→ What to produce
Reproduce each record exactly.

Collected data:
•••••

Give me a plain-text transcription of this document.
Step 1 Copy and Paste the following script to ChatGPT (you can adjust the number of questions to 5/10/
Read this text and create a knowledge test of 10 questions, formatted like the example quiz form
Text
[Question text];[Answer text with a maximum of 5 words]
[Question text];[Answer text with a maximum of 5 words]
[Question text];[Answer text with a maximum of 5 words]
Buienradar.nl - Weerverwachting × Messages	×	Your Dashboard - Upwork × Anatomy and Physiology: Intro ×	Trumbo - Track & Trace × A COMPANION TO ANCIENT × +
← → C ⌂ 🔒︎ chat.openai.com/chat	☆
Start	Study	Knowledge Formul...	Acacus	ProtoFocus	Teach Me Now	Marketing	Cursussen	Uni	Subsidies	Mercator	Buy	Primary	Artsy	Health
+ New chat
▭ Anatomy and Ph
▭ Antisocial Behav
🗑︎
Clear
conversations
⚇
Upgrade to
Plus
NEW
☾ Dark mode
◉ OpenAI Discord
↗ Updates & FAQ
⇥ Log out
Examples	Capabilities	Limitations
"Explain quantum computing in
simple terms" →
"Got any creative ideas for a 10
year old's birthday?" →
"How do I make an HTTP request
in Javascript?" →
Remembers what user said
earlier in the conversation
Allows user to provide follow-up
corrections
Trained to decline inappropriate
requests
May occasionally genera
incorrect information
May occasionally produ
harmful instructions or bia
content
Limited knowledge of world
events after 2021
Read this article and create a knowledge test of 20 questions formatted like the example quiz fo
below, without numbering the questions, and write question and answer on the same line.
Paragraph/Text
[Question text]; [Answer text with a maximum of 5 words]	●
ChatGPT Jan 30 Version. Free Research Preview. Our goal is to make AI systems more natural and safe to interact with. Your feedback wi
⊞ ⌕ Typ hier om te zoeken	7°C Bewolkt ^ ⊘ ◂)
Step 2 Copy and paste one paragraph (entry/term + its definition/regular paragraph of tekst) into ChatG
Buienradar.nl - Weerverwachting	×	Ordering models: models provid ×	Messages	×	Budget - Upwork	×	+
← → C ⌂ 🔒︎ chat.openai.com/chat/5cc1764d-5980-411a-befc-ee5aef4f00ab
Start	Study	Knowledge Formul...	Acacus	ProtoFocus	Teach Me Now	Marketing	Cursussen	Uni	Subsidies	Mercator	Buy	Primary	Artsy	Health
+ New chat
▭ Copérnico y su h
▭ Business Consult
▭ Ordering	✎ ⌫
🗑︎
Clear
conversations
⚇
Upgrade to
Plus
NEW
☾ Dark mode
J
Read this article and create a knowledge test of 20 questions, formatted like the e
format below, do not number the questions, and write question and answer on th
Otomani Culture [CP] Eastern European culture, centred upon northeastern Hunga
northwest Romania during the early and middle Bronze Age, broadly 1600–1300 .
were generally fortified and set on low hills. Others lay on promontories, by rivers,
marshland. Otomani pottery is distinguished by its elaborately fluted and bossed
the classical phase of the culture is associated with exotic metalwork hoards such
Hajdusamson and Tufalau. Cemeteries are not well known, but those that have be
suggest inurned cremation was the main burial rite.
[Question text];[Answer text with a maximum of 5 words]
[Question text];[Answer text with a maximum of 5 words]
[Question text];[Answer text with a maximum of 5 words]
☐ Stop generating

•••••

→ Response
Give me a plain-text transcription of this document.
Step 1 Copy and Paste the following script to ChatGPT (you can adjust the number of questions to 5/10/
Read this text and create a knowledge test of 10 questions, formatted like the example quiz form
Text
[Question text];[Answer text with a maximum of 5 words]
[Question text];[Answer text with a maximum of 5 words]
[Question text];[Answer text with a maximum of 5 words]
Buienradar.nl - Weerverwachting × Messages	×	Your Dashboard - Upwork × Anatomy and Physiology: Intro ×	Trumbo - Track & Trace × A COMPANION TO ANCIENT × +
← → C ⌂ 🔒︎ chat.openai.com/chat	☆
Start	Study	Knowledge Formul...	Acacus	ProtoFocus	Teach Me Now	Marketing	Cursussen	Uni	Subsidies	Mercator	Buy	Primary	Artsy	Health
+ New chat
▭ Anatomy and Ph
▭ Antisocial Behav
🗑︎
Clear
conversations
⚇
Upgrade to
Plus
NEW
☾ Dark mode
◉ OpenAI Discord
↗ Updates & FAQ
⇥ Log out
Examples	Capabilities	Limitations
"Explain quantum computing in
simple terms" →
"Got any creative ideas for a 10
year old's birthday?" →
"How do I make an HTTP request
in Javascript?" →
Remembers what user said
earlier in the conversation
Allows user to provide follow-up
corrections
Trained to decline inappropriate
requests
May occasionally genera
incorrect information
May occasionally produ
harmful instructions or bia
content
Limited knowledge of world
events after 2021
Read this article and create a knowledge test of 20 questions formatted like the example quiz fo
below, without numbering the questions, and write question and answer on the same line.
Paragraph/Text
[Question text]; [Answer text with a maximum of 5 words]	●
ChatGPT Jan 30 Version. Free Research Preview. Our goal is to make AI systems more natural and safe to interact with. Your feedback wi
⊞ ⌕ Typ hier om te zoeken	7°C Bewolkt ^ ⊘ ◂)
Step 2 Copy and paste one paragraph (entry/term + its definition/regular paragraph of tekst) into ChatG
Buienradar.nl - Weerverwachting	×	Ordering models: models provid ×	Messages	×	Budget - Upwork	×	+
← → C ⌂ 🔒︎ chat.openai.com/chat/5cc1764d-5980-411a-befc-ee5aef4f00ab
Start	Study	Knowledge Formul...	Acacus	ProtoFocus	Teach Me Now	Marketing	Cursussen	Uni	Subsidies	Mercator	Buy	Primary	Artsy	Health
+ New chat
▭ Copérnico y su h
▭ Business Consult
▭ Ordering	✎ ⌫
🗑︎
Clear
conversations
⚇
Upgrade to
Plus
NEW
☾ Dark mode
J
Read this article and create a knowledge test of 20 questions, formatted like the e
format below, do not number the questions, and write question and answer on th
Otomani Culture [CP] Eastern European culture, centred upon northeastern Hunga
northwest Romania during the early and middle Bronze Age, broadly 1600–1300 .
were generally fortified and set on low hills. Others lay on promontories, by rivers,
marshland. Otomani pottery is distinguished by its elaborately fluted and bossed
the classical phase of the culture is associated with exotic metalwork hoards such
Hajdusamson and Tufalau. Cemeteries are not well known, but those that have be
suggest inurned cremation was the main burial rite.
[Question text];[Answer text with a maximum of 5 words]
[Question text];[Answer text with a maximum of 5 words]
[Question text];[Answer text with a maximum of 5 words]
☐ Stop generating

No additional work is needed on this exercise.